| The task |
Locate all lines with the word "this" and copy them out.

## Start Data

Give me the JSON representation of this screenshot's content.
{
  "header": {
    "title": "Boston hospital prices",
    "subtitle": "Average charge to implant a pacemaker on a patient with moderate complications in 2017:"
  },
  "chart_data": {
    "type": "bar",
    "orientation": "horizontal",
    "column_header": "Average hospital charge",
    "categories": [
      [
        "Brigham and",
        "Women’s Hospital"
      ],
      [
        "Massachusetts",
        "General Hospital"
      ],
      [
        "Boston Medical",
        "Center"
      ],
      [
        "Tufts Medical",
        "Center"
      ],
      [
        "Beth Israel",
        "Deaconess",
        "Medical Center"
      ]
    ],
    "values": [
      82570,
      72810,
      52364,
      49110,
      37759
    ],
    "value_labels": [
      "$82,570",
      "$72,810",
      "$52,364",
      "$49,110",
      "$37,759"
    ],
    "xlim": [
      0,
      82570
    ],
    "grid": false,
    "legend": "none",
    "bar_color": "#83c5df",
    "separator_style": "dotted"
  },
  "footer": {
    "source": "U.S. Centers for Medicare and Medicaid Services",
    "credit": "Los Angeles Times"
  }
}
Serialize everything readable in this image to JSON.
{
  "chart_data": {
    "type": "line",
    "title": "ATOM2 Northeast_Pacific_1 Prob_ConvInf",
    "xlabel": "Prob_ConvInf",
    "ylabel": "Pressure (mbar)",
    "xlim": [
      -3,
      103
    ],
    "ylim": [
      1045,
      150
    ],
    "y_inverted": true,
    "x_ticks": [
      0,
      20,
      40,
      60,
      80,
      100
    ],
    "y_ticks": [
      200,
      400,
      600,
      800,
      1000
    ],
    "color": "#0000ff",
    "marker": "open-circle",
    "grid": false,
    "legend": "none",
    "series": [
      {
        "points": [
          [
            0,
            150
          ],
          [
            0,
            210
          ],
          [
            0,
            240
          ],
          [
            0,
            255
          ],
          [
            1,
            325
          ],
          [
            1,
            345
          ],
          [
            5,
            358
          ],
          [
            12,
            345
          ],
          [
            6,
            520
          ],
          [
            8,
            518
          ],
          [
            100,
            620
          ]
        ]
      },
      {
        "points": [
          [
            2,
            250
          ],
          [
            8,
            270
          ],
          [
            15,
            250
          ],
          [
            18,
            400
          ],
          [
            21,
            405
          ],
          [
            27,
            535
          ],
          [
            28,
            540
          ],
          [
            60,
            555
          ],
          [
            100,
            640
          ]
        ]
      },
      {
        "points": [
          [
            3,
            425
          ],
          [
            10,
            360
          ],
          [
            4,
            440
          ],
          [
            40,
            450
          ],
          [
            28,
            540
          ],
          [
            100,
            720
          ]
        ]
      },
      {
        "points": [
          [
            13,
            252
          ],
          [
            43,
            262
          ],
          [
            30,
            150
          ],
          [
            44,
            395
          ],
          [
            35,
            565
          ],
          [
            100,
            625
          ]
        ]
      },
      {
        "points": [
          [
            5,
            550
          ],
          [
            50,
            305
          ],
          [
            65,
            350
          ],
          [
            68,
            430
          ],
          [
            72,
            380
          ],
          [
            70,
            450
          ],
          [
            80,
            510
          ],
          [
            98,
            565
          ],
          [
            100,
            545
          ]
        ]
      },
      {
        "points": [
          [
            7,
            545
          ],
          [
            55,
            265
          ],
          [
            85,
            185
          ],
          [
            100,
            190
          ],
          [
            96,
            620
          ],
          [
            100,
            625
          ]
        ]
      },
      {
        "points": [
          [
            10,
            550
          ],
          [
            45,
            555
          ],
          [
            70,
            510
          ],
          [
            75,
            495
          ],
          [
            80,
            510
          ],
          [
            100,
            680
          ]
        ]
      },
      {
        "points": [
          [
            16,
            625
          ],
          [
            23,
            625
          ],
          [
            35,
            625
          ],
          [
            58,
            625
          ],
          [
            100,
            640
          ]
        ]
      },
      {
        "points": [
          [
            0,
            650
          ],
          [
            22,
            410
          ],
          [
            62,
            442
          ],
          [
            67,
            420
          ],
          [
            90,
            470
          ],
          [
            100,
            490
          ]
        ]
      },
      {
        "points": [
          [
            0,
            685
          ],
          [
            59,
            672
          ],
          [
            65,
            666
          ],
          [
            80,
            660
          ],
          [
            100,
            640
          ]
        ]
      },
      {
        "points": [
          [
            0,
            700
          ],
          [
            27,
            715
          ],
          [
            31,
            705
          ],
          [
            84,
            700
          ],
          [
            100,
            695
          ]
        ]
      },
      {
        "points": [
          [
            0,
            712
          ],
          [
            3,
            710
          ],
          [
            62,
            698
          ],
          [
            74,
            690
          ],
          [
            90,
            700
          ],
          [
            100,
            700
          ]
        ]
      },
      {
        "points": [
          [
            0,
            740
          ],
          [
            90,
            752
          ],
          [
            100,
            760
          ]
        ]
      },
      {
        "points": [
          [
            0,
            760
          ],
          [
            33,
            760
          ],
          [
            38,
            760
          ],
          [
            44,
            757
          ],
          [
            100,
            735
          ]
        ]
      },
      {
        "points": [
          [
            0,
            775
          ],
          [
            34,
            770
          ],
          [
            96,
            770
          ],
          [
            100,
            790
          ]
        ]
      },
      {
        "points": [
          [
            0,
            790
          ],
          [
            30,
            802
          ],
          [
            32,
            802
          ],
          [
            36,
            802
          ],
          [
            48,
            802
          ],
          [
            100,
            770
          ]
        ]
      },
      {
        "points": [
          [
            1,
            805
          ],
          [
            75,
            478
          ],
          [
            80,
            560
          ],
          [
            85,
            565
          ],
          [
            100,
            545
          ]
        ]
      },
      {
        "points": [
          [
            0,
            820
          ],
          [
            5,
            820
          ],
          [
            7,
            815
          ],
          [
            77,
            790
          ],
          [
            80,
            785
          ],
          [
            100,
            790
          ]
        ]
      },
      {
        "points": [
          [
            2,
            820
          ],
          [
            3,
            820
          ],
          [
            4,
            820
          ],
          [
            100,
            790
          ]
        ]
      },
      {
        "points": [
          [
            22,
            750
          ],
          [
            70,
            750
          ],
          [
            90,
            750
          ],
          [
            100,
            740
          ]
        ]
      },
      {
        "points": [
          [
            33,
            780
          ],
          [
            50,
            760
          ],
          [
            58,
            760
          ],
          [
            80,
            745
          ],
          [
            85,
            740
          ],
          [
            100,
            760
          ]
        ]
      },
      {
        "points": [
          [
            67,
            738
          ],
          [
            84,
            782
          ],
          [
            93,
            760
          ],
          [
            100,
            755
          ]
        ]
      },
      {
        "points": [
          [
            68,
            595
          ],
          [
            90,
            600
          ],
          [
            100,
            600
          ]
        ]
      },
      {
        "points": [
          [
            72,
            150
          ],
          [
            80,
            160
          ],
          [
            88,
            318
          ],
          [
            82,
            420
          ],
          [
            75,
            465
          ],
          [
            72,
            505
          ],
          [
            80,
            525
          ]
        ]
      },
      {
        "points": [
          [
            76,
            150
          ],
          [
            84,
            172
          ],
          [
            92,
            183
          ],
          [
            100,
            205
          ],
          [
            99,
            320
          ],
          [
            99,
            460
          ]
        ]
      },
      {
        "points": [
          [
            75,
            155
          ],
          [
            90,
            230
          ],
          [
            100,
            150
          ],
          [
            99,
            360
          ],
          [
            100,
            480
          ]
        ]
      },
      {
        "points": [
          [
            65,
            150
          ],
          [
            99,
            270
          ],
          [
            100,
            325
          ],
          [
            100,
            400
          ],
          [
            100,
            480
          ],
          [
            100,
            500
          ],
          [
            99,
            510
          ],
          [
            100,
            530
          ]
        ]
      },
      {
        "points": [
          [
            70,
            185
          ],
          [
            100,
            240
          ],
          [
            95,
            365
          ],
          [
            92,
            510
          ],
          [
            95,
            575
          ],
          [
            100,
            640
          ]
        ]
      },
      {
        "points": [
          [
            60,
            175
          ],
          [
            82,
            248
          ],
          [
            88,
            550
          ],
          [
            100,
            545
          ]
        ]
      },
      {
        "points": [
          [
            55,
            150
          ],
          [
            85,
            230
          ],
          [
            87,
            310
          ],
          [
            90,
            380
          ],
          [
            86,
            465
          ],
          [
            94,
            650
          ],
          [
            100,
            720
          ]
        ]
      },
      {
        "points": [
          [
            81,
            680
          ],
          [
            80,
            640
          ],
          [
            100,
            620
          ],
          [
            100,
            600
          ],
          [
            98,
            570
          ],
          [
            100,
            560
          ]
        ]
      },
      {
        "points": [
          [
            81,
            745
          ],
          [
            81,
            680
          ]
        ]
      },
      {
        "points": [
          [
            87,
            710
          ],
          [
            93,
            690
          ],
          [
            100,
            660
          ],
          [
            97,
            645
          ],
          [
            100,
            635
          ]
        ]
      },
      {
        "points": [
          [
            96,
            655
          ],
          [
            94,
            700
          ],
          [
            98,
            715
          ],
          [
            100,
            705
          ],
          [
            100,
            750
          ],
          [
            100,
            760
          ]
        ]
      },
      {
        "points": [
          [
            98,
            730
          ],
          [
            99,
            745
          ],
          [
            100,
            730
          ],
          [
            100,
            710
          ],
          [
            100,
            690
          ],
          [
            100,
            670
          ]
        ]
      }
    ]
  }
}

## End Data

| Result |
Give me the JSON representation of this screenshot's content.
Serialize everything readable in this image to JSON.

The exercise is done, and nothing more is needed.